→ WORK TO BE COMPLETED
Make an exact copy of each entry, leaving out every picture.

—————

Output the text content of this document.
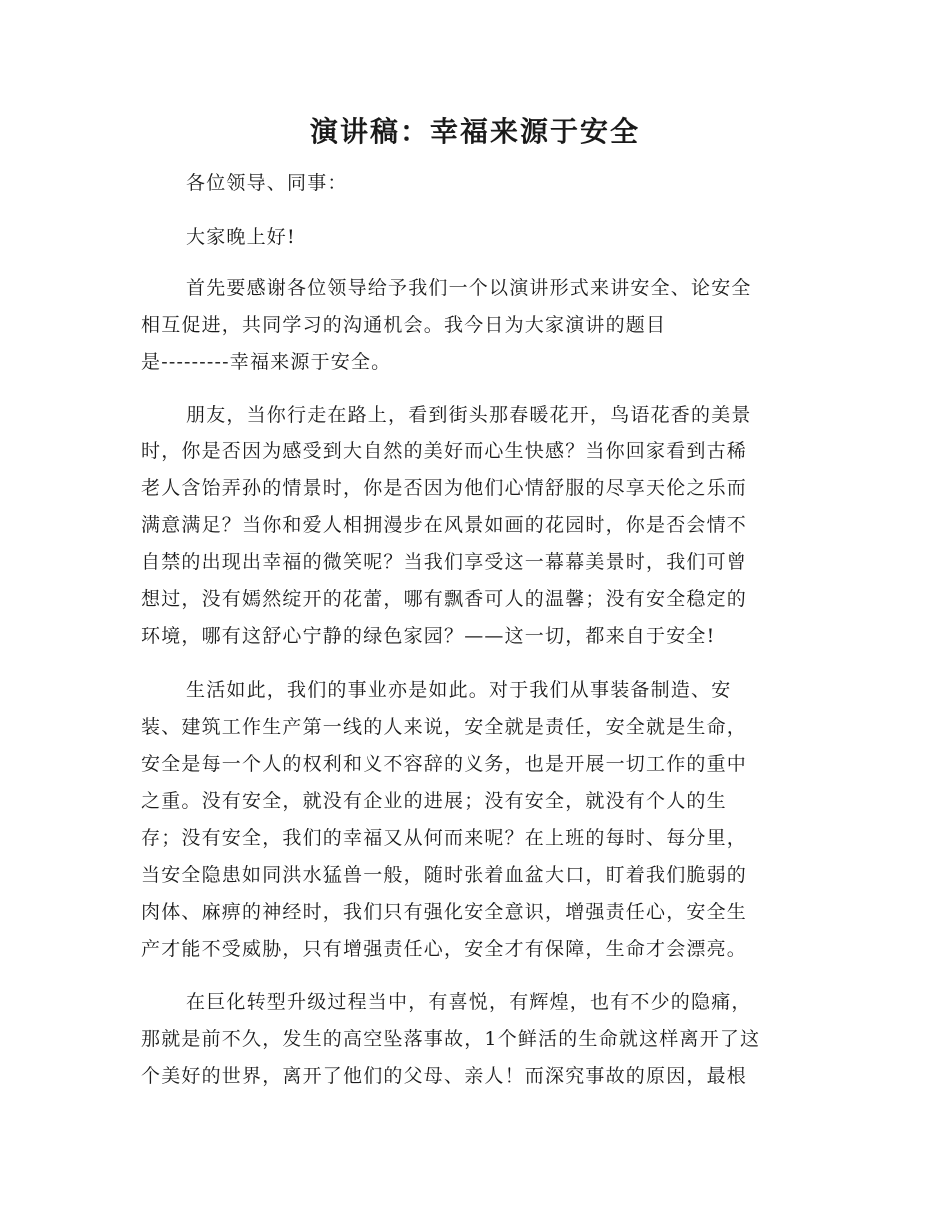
演讲稿：幸福来源于安全
各位领导、同事：
大家晚上好!
首先要感谢各位领导给予我们一个以演讲形式来讲安全、论安全
相互促进，共同学习的沟通机会。我今日为大家演讲的题目
是---------幸福来源于安全。
朋友，当你行走在路上，看到街头那春暖花开，鸟语花香的美景
时，你是否因为感受到大自然的美好而心生快感？当你回家看到古稀
老人含饴弄孙的情景时，你是否因为他们心情舒服的尽享天伦之乐而
满意满足？当你和爱人相拥漫步在风景如画的花园时，你是否会情不
自禁的出现出幸福的微笑呢？当我们享受这一幕幕美景时，我们可曾
想过，没有嫣然绽开的花蕾，哪有飘香可人的温馨；没有安全稳定的
环境，哪有这舒心宁静的绿色家园？——这一切，都来自于安全!
生活如此，我们的事业亦是如此。对于我们从事装备制造、安
装、建筑工作生产第一线的人来说，安全就是责任，安全就是生命，
安全是每一个人的权利和义不容辞的义务，也是开展一切工作的重中
之重。没有安全，就没有企业的进展；没有安全，就没有个人的生
存；没有安全，我们的幸福又从何而来呢？在上班的每时、每分里，
当安全隐患如同洪水猛兽一般，随时张着血盆大口，盯着我们脆弱的
肉体、麻痹的神经时，我们只有强化安全意识，增强责任心，安全生
产才能不受威胁，只有增强责任心，安全才有保障，生命才会漂亮。
在巨化转型升级过程当中，有喜悦，有辉煌，也有不少的隐痛，
那就是前不久，发生的高空坠落事故，1个鲜活的生命就这样离开了这
个美好的世界，离开了他们的父母、亲人！而深究事故的原因，最根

—————

→ SOLUTION TO THIS TASK
Output the text content of this document.
演讲稿：幸福来源于安全
各位领导、同事：
大家晚上好!
首先要感谢各位领导给予我们一个以演讲形式来讲安全、论安全
相互促进，共同学习的沟通机会。我今日为大家演讲的题目
是---------幸福来源于安全。
朋友，当你行走在路上，看到街头那春暖花开，鸟语花香的美景
时，你是否因为感受到大自然的美好而心生快感？当你回家看到古稀
老人含饴弄孙的情景时，你是否因为他们心情舒服的尽享天伦之乐而
满意满足？当你和爱人相拥漫步在风景如画的花园时，你是否会情不
自禁的出现出幸福的微笑呢？当我们享受这一幕幕美景时，我们可曾
想过，没有嫣然绽开的花蕾，哪有飘香可人的温馨；没有安全稳定的
环境，哪有这舒心宁静的绿色家园？——这一切，都来自于安全!
生活如此，我们的事业亦是如此。对于我们从事装备制造、安
装、建筑工作生产第一线的人来说，安全就是责任，安全就是生命，
安全是每一个人的权利和义不容辞的义务，也是开展一切工作的重中
之重。没有安全，就没有企业的进展；没有安全，就没有个人的生
存；没有安全，我们的幸福又从何而来呢？在上班的每时、每分里，
当安全隐患如同洪水猛兽一般，随时张着血盆大口，盯着我们脆弱的
肉体、麻痹的神经时，我们只有强化安全意识，增强责任心，安全生
产才能不受威胁，只有增强责任心，安全才有保障，生命才会漂亮。
在巨化转型升级过程当中，有喜悦，有辉煌，也有不少的隐痛，
那就是前不久，发生的高空坠落事故，1个鲜活的生命就这样离开了这
个美好的世界，离开了他们的父母、亲人！而深究事故的原因，最根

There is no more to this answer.